> **Objective**
Go through the data below. List every line that holds the word "Jyväskylä".

> **Extracted records**
┄┄┄┄┄┄

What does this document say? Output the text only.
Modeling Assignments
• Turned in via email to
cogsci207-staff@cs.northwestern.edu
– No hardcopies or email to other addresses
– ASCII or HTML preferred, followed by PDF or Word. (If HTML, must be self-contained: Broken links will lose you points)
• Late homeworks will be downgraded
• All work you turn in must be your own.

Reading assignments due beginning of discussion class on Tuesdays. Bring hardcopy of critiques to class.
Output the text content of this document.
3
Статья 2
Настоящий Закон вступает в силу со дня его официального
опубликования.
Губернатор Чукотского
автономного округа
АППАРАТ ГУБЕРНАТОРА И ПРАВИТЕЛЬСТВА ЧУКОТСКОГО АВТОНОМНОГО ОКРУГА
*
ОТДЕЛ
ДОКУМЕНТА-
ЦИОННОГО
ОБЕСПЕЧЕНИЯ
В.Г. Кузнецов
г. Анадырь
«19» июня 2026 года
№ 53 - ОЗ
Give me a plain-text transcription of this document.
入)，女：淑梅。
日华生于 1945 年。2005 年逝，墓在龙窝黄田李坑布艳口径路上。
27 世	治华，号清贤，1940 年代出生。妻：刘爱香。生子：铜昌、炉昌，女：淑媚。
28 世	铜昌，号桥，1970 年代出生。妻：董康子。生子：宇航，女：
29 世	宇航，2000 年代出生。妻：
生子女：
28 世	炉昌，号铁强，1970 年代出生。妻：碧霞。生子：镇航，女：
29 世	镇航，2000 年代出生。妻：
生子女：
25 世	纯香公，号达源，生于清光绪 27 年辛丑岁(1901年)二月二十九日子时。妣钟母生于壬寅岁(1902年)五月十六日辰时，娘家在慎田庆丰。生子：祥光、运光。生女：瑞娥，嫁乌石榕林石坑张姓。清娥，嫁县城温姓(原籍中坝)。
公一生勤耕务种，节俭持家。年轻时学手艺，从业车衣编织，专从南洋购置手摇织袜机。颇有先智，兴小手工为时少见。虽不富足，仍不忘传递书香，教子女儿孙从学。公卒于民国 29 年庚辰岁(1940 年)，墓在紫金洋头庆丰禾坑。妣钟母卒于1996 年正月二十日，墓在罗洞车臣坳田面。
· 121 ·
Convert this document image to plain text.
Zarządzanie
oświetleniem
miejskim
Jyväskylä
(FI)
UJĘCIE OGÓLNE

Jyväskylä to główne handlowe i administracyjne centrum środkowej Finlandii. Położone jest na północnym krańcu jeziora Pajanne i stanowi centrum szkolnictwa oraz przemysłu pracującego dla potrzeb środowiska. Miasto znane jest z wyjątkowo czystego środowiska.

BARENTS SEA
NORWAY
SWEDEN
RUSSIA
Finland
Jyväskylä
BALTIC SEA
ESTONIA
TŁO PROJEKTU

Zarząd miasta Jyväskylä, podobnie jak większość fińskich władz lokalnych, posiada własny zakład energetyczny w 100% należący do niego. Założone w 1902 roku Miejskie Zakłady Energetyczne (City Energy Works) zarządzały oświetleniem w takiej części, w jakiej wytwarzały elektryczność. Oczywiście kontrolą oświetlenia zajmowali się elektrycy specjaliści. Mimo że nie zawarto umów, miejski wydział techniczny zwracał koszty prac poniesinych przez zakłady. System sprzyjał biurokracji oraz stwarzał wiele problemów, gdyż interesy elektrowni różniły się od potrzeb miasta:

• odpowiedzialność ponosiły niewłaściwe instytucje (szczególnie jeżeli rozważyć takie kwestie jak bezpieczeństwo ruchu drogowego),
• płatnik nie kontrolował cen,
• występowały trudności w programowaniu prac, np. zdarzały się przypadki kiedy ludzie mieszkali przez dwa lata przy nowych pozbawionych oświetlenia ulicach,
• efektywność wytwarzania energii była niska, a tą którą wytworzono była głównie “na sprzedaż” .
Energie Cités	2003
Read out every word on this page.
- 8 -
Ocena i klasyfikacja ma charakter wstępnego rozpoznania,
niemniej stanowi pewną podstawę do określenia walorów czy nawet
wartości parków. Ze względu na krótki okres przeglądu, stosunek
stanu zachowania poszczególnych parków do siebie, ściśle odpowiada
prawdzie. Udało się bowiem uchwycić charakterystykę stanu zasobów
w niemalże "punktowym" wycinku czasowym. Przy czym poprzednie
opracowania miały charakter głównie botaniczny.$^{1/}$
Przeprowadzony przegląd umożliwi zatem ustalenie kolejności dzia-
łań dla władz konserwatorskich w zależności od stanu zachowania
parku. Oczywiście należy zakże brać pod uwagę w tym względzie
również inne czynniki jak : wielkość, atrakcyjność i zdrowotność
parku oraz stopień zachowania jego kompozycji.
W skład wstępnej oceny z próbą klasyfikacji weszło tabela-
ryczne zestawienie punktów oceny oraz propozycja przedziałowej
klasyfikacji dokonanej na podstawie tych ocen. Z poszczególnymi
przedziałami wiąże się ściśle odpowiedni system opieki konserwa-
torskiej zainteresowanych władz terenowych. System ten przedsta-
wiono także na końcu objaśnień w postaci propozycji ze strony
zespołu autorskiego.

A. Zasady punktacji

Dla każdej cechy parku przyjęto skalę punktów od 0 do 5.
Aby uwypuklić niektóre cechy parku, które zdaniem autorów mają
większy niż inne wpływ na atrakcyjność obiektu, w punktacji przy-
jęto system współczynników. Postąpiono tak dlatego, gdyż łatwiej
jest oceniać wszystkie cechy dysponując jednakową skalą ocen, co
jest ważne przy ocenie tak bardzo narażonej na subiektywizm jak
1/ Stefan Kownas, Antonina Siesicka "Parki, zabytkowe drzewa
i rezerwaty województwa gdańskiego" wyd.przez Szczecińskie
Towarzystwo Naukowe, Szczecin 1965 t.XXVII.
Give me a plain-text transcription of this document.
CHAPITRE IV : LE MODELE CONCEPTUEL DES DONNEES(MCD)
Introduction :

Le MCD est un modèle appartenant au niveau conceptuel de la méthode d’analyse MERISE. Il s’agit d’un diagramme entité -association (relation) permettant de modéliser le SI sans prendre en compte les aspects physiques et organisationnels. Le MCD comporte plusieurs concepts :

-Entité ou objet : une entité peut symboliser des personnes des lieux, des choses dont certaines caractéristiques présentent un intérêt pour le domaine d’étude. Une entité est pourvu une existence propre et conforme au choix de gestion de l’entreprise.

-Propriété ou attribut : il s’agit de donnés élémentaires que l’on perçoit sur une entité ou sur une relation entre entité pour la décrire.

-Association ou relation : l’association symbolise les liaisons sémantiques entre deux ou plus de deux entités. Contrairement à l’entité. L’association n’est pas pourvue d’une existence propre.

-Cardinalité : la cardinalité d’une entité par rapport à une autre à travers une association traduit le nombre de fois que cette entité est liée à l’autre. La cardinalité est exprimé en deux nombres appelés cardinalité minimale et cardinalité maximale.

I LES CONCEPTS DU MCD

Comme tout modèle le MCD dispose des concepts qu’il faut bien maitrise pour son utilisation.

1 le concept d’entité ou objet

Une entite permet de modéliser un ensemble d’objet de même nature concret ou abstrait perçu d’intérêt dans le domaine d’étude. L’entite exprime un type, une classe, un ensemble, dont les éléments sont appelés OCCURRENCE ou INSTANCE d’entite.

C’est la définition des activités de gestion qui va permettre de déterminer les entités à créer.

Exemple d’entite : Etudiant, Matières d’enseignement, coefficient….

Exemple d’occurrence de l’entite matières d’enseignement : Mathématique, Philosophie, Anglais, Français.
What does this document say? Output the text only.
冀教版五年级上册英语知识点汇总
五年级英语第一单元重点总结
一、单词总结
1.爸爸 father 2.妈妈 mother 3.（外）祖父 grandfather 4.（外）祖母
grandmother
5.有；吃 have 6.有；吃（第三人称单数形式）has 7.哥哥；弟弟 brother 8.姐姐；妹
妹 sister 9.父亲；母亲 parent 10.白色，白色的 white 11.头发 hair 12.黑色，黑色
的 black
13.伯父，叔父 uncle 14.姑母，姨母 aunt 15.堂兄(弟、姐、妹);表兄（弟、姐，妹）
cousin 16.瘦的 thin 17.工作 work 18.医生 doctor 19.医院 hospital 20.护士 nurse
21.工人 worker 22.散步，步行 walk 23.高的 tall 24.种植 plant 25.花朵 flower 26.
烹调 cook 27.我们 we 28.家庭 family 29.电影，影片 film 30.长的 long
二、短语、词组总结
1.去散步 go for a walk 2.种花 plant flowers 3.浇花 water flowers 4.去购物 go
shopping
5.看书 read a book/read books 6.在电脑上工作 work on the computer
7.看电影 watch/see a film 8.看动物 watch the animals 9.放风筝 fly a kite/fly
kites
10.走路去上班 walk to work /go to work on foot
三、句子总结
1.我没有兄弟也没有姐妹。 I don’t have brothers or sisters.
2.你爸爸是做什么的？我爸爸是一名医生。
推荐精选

┄┄┄┄┄┄

> **Written answer**
Jyväskylä
Jyväskylä to główne handlowe i administracyjne centrum środkowej Finlandii. Położone jest na północnym krańcu jeziora Pajanne i stanowi centrum szkolnictwa oraz przemysłu pracującego dla potrzeb środowiska. Miasto znane jest z wyjątkowo czystego środowiska.
Jyväskylä
Zarząd miasta Jyväskylä, podobnie jak większość fińskich władz lokalnych, posiada własny zakład energetyczny w 100% należący do niego. Założone w 1902 roku Miejskie Zakłady Energetyczne (City Energy Works) zarządzały oświetleniem w takiej części, w jakiej wytwarzały elektryczność. Oczywiście kontrolą oświetlenia zajmowali się elektrycy specjaliści. Mimo że nie zawarto umów, miejski wydział techniczny zwracał koszty prac poniesinych przez zakłady. System sprzyjał biurokracji oraz stwarzał wiele problemów, gdyż interesy elektrowni różniły się od potrzeb miasta:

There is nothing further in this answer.